## What needs to be done
Write out the material exactly. Do not include the pictures.

## Records to process
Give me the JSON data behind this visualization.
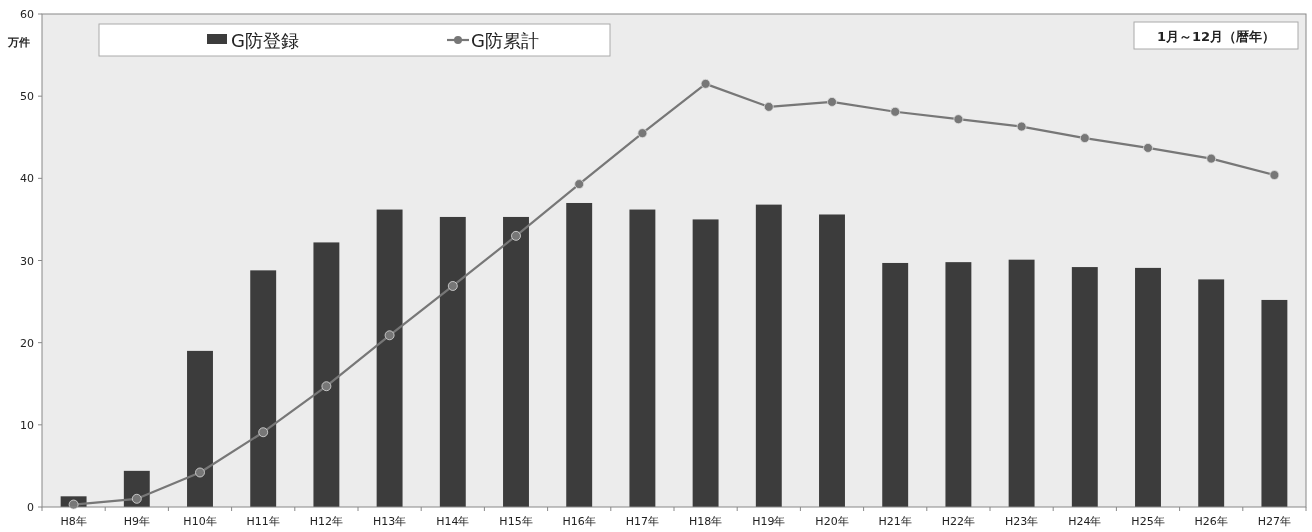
{
  "chart_data": {
    "type": "bar",
    "ylabel": "万件",
    "categories": [
      "H8年",
      "H9年",
      "H10年",
      "H11年",
      "H12年",
      "H13年",
      "H14年",
      "H15年",
      "H16年",
      "H17年",
      "H18年",
      "H19年",
      "H20年",
      "H21年",
      "H22年",
      "H23年",
      "H24年",
      "H25年",
      "H26年",
      "H27年"
    ],
    "series": [
      {
        "name": "G防登録",
        "color": "#3c3c3c",
        "values": [
          1.3,
          4.4,
          19.0,
          28.8,
          32.2,
          36.2,
          35.3,
          35.3,
          37.0,
          36.2,
          35.0,
          36.8,
          35.6,
          29.7,
          29.8,
          30.1,
          29.2,
          29.1,
          27.7,
          25.2
        ]
      },
      {
        "name": "G防累計",
        "type": "line",
        "color": "#777777",
        "marker": "circle",
        "values": [
          0.3,
          1.0,
          4.2,
          9.1,
          14.7,
          20.9,
          26.9,
          33.0,
          39.3,
          45.5,
          51.5,
          48.7,
          49.3,
          48.1,
          47.2,
          46.3,
          44.9,
          43.7,
          42.4,
          40.4
        ]
      }
    ],
    "ylim": [
      0,
      60
    ],
    "yticks": [
      0,
      10,
      20,
      30,
      40,
      50,
      60
    ],
    "grid": false,
    "legend": "top left",
    "annotations": [
      "1月～12月（暦年）"
    ]
  }
}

## Task answer
Give me the JSON data behind this visualization.
{
  "chart_data": {
    "type": "bar",
    "ylabel": "万件",
    "categories": [
      "H8年",
      "H9年",
      "H10年",
      "H11年",
      "H12年",
      "H13年",
      "H14年",
      "H15年",
      "H16年",
      "H17年",
      "H18年",
      "H19年",
      "H20年",
      "H21年",
      "H22年",
      "H23年",
      "H24年",
      "H25年",
      "H26年",
      "H27年"
    ],
    "series": [
      {
        "name": "G防登録",
        "color": "#3c3c3c",
        "values": [
          1.3,
          4.4,
          19.0,
          28.8,
          32.2,
          36.2,
          35.3,
          35.3,
          37.0,
          36.2,
          35.0,
          36.8,
          35.6,
          29.7,
          29.8,
          30.1,
          29.2,
          29.1,
          27.7,
          25.2
        ]
      },
      {
        "name": "G防累計",
        "type": "line",
        "color": "#777777",
        "marker": "circle",
        "values": [
          0.3,
          1.0,
          4.2,
          9.1,
          14.7,
          20.9,
          26.9,
          33.0,
          39.3,
          45.5,
          51.5,
          48.7,
          49.3,
          48.1,
          47.2,
          46.3,
          44.9,
          43.7,
          42.4,
          40.4
        ]
      }
    ],
    "ylim": [
      0,
      60
    ],
    "yticks": [
      0,
      10,
      20,
      30,
      40,
      50,
      60
    ],
    "grid": false,
    "legend": "top left",
    "annotations": [
      "1月～12月（暦年）"
    ]
  }
}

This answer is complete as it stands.